▶ _Brief_
Check every line of the entries for "more", and copy the lines that hold it.

==== Given data

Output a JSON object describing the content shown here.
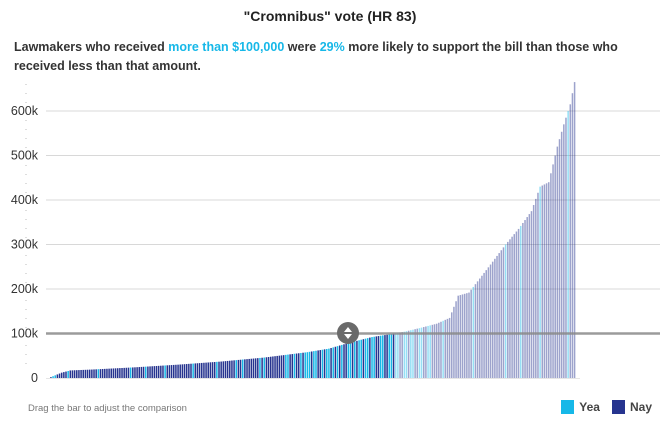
{
  "header": {
    "title": "\"Cromnibus\" vote (HR 83)",
    "subtitle_parts": [
      {
        "text": "Lawmakers who received ",
        "highlight": false
      },
      {
        "text": "more than $100,000",
        "highlight": true
      },
      {
        "text": " were ",
        "highlight": false
      },
      {
        "text": "29%",
        "highlight": true
      },
      {
        "text": " more likely to support the bill than those who received less than that amount.",
        "highlight": false
      }
    ]
  },
  "footer": {
    "instruction": "Drag the bar to adjust the comparison"
  },
  "legend": [
    {
      "label": "Yea",
      "color": "#16b8e8"
    },
    {
      "label": "Nay",
      "color": "#26348f"
    }
  ],
  "threshold": {
    "value": 100000,
    "icon": "up-down-arrows-icon"
  },
  "chart_data": {
    "type": "bar",
    "title": "\"Cromnibus\" vote (HR 83)",
    "xlabel": "",
    "ylabel": "",
    "ylim": [
      0,
      670000
    ],
    "yticks": [
      0,
      100000,
      200000,
      300000,
      400000,
      500000,
      600000
    ],
    "ytick_labels": [
      "0",
      "100k",
      "200k",
      "300k",
      "400k",
      "500k",
      "600k"
    ],
    "grid": true,
    "legend_position": "bottom-right",
    "series_colors": {
      "Yea": "#16b8e8",
      "Nay": "#26348f"
    },
    "pattern": "NNYYNNNNNYNNNNNNNNNNNNNYNNNNNNNNNNNNNNYNNNNNNYNNNNNNNNYNNNNNNNNNNNNYNNNNNNNNNNYNNNNNNNNYNNYNNNNNNNYNYNNNNNNNNNYYNNYNNYNYYYNYYNNYNYYNYNYNYNNYYNYNYYNYYNYYNNYYNNYYNYYNNYYNYYNNYY",
    "profile": [
      [
        0,
        0
      ],
      [
        3,
        6000
      ],
      [
        6,
        12000
      ],
      [
        10,
        17000
      ],
      [
        20,
        19000
      ],
      [
        40,
        24000
      ],
      [
        60,
        30000
      ],
      [
        80,
        37000
      ],
      [
        100,
        46000
      ],
      [
        110,
        52000
      ],
      [
        120,
        58000
      ],
      [
        130,
        66000
      ],
      [
        140,
        80000
      ],
      [
        150,
        92000
      ],
      [
        158,
        98000
      ],
      [
        165,
        104000
      ],
      [
        172,
        112000
      ],
      [
        180,
        122000
      ],
      [
        186,
        135000
      ],
      [
        190,
        185000
      ],
      [
        195,
        192000
      ],
      [
        205,
        255000
      ],
      [
        212,
        300000
      ],
      [
        218,
        335000
      ],
      [
        224,
        375000
      ],
      [
        228,
        430000
      ],
      [
        232,
        440000
      ],
      [
        236,
        520000
      ],
      [
        239,
        570000
      ],
      [
        242,
        615000
      ],
      [
        244,
        665000
      ]
    ]
  }
}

========

▶ _Result of the task_
        "text": "more than $100,000",
        "text": " more likely to support the bill than those who received less than that amount.",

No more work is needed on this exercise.